## The problem
Omit all images. Transcribe the rest of the material below exactly.

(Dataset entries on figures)
[Begin]

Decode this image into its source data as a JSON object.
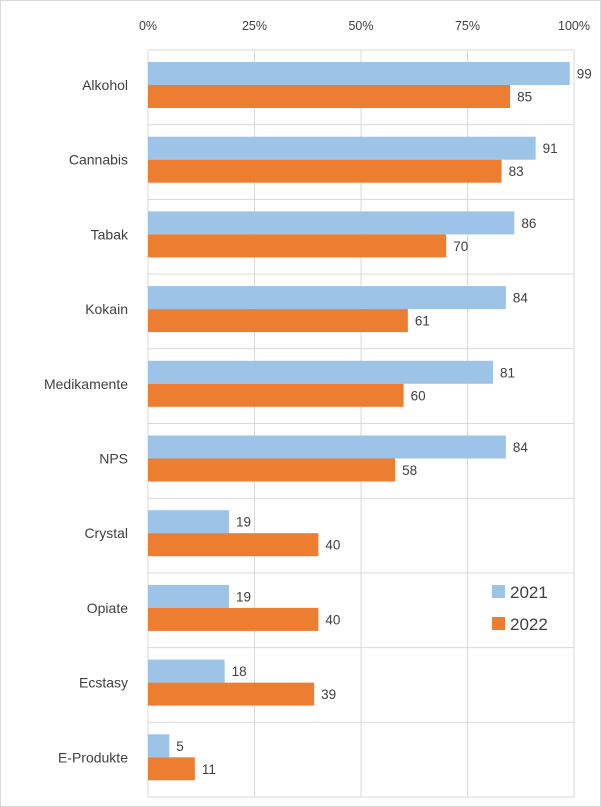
{
  "chart_data": {
    "type": "bar",
    "orientation": "horizontal",
    "categories": [
      "Alkohol",
      "Cannabis",
      "Tabak",
      "Kokain",
      "Medikamente",
      "NPS",
      "Crystal",
      "Opiate",
      "Ecstasy",
      "E-Produkte"
    ],
    "series": [
      {
        "name": "2021",
        "values": [
          99,
          91,
          86,
          84,
          81,
          84,
          19,
          19,
          18,
          5
        ],
        "color": "#9dc3e6"
      },
      {
        "name": "2022",
        "values": [
          85,
          83,
          70,
          61,
          60,
          58,
          40,
          40,
          39,
          11
        ],
        "color": "#ed7d31"
      }
    ],
    "xlim": [
      0,
      100
    ],
    "x_ticks": [
      "0%",
      "25%",
      "50%",
      "75%",
      "100%"
    ],
    "x_axis_position": "top",
    "grid": true,
    "legend_position": "right",
    "data_labels": true
  }
}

[End]

## Solution
Decode this image into its source data as a JSON object.
{
  "chart_data": {
    "type": "bar",
    "orientation": "horizontal",
    "categories": [
      "Alkohol",
      "Cannabis",
      "Tabak",
      "Kokain",
      "Medikamente",
      "NPS",
      "Crystal",
      "Opiate",
      "Ecstasy",
      "E-Produkte"
    ],
    "series": [
      {
        "name": "2021",
        "values": [
          99,
          91,
          86,
          84,
          81,
          84,
          19,
          19,
          18,
          5
        ],
        "color": "#9dc3e6"
      },
      {
        "name": "2022",
        "values": [
          85,
          83,
          70,
          61,
          60,
          58,
          40,
          40,
          39,
          11
        ],
        "color": "#ed7d31"
      }
    ],
    "xlim": [
      0,
      100
    ],
    "x_ticks": [
      "0%",
      "25%",
      "50%",
      "75%",
      "100%"
    ],
    "x_axis_position": "top",
    "grid": true,
    "legend_position": "right",
    "data_labels": true
  }
}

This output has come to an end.